### Do this
Copy every line in the records below that contains the word "name".

-.-.-

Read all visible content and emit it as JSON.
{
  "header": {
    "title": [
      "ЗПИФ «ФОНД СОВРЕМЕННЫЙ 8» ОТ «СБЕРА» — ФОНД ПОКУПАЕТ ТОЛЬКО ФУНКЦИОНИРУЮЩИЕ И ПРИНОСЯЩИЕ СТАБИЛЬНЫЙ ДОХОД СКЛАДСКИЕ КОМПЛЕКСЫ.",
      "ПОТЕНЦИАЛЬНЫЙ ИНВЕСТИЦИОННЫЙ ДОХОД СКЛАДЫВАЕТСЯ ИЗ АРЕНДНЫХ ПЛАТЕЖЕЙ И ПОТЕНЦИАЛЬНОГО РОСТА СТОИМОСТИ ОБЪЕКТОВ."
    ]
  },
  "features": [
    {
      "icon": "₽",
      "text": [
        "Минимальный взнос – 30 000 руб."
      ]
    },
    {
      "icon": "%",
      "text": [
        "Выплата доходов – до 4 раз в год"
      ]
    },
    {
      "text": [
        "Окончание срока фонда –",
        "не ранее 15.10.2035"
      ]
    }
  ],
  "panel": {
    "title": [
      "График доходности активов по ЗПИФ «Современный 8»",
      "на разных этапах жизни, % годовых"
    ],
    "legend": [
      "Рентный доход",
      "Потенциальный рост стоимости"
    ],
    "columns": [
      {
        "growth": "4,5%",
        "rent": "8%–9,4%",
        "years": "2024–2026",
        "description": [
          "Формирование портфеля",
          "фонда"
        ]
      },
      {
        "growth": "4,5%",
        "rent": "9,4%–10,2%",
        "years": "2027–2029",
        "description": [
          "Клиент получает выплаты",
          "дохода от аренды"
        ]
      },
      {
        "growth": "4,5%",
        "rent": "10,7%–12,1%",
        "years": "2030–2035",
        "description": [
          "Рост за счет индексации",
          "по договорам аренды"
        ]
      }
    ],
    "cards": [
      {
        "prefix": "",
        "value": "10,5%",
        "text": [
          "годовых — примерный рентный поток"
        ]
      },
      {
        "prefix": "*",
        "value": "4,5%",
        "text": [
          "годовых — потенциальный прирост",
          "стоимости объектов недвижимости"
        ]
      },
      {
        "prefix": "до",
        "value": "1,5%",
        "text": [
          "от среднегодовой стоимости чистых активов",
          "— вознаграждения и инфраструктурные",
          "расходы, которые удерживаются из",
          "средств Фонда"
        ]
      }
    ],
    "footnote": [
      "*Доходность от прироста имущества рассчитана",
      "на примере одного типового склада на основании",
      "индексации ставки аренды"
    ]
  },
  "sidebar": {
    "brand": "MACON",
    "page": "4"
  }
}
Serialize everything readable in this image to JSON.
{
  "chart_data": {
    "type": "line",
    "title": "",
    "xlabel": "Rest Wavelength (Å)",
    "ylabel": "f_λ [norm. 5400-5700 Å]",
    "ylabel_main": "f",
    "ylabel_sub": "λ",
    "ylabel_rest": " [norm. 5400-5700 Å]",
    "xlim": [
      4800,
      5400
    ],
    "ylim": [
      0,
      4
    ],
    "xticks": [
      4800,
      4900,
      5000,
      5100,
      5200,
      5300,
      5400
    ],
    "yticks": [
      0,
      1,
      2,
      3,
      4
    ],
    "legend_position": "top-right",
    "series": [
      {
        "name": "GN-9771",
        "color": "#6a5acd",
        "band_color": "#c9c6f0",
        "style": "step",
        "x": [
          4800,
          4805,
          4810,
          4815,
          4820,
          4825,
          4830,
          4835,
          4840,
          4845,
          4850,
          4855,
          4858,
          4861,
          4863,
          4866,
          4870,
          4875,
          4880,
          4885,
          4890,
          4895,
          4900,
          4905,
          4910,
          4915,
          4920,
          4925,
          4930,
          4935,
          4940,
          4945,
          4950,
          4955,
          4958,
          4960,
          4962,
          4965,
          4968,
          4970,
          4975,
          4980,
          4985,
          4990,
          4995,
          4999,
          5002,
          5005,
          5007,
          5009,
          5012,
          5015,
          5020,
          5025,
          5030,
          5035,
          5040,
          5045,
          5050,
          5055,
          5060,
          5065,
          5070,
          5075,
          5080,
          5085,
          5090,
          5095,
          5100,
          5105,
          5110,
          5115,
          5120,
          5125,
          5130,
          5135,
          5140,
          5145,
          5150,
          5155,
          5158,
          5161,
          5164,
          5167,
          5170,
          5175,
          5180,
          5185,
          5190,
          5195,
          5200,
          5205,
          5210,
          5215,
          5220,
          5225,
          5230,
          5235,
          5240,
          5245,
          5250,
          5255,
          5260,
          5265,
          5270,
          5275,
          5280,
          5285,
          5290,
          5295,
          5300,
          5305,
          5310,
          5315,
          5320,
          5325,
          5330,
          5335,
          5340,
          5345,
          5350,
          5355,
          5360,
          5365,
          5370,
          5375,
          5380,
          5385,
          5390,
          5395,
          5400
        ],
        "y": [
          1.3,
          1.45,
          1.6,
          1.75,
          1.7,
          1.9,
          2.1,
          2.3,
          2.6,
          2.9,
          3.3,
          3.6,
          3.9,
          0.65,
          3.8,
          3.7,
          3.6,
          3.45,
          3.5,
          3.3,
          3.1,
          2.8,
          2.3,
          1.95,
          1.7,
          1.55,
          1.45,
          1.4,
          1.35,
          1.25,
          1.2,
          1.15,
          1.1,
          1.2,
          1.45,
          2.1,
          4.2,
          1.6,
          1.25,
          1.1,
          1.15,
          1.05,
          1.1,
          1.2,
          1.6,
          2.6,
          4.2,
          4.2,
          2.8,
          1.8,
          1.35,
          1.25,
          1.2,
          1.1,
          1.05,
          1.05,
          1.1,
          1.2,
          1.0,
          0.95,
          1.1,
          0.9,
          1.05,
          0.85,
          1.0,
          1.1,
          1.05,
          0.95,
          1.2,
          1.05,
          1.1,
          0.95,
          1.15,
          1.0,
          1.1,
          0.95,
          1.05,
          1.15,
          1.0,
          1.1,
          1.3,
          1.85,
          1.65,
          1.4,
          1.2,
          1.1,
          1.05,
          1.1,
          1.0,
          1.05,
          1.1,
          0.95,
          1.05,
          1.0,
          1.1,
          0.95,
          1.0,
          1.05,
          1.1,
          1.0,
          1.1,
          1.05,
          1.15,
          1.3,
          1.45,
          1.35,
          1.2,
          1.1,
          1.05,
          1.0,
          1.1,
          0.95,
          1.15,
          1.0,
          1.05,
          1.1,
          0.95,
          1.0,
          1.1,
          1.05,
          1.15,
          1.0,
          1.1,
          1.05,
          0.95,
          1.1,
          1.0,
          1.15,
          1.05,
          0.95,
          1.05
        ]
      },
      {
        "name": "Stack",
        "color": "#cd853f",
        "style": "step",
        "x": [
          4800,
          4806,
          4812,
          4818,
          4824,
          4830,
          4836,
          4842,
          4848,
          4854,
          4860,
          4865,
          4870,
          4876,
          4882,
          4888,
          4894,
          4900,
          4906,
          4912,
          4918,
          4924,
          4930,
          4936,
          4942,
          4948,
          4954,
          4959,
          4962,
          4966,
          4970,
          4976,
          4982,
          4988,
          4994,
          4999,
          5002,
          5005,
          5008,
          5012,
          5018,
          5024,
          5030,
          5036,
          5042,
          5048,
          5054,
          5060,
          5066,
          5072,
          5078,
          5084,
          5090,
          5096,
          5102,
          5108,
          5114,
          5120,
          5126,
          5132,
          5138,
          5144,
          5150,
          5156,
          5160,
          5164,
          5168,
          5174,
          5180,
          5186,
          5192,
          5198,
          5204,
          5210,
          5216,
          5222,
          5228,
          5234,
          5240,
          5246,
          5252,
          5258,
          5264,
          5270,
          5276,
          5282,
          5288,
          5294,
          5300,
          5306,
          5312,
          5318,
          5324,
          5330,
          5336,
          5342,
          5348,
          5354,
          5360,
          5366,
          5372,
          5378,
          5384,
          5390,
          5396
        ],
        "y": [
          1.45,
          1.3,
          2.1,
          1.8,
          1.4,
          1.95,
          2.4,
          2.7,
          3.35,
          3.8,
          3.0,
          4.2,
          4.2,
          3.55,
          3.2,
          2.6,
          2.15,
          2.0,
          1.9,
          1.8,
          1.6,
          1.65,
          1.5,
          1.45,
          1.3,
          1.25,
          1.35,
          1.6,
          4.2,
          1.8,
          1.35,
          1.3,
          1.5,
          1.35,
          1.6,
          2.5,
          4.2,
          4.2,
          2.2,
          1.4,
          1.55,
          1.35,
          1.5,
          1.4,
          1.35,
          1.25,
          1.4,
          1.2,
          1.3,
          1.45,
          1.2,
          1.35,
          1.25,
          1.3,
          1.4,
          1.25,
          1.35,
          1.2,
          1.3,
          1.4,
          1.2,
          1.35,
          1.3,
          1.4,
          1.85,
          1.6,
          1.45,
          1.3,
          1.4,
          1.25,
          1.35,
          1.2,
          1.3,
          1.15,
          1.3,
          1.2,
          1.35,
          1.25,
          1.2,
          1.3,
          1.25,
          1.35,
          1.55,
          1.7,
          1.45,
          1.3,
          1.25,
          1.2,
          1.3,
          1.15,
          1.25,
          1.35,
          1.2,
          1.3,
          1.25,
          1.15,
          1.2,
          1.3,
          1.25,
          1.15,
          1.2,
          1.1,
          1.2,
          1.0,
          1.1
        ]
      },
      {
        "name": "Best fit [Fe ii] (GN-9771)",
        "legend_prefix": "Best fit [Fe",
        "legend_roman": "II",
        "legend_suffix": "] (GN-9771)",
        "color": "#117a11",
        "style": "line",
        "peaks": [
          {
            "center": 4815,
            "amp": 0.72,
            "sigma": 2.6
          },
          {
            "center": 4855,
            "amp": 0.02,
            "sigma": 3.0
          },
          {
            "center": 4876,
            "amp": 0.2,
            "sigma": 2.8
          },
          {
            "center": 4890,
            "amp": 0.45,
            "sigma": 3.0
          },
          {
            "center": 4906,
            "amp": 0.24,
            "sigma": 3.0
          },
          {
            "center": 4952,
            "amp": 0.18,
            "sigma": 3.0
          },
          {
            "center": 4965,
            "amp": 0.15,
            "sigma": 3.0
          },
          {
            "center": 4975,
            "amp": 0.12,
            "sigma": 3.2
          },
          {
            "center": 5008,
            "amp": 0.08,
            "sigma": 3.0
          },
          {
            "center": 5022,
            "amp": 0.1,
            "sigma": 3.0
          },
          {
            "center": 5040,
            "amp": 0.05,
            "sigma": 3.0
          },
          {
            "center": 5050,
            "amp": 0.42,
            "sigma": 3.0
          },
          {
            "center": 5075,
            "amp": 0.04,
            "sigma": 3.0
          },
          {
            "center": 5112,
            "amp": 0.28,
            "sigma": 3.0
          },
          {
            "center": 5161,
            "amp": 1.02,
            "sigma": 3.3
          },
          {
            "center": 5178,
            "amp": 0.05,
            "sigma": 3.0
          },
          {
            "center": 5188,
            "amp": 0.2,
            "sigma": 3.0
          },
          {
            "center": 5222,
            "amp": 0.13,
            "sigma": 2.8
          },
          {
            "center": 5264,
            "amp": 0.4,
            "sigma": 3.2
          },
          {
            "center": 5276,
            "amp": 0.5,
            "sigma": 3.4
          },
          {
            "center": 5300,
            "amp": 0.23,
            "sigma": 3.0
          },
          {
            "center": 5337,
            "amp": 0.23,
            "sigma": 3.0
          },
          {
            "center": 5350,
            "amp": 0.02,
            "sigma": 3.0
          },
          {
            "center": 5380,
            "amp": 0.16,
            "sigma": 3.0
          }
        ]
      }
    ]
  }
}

-.-.-

### Correct response
        "name": "GN-9771",
        "name": "Stack",
        "name": "Best fit [Fe ii] (GN-9771)",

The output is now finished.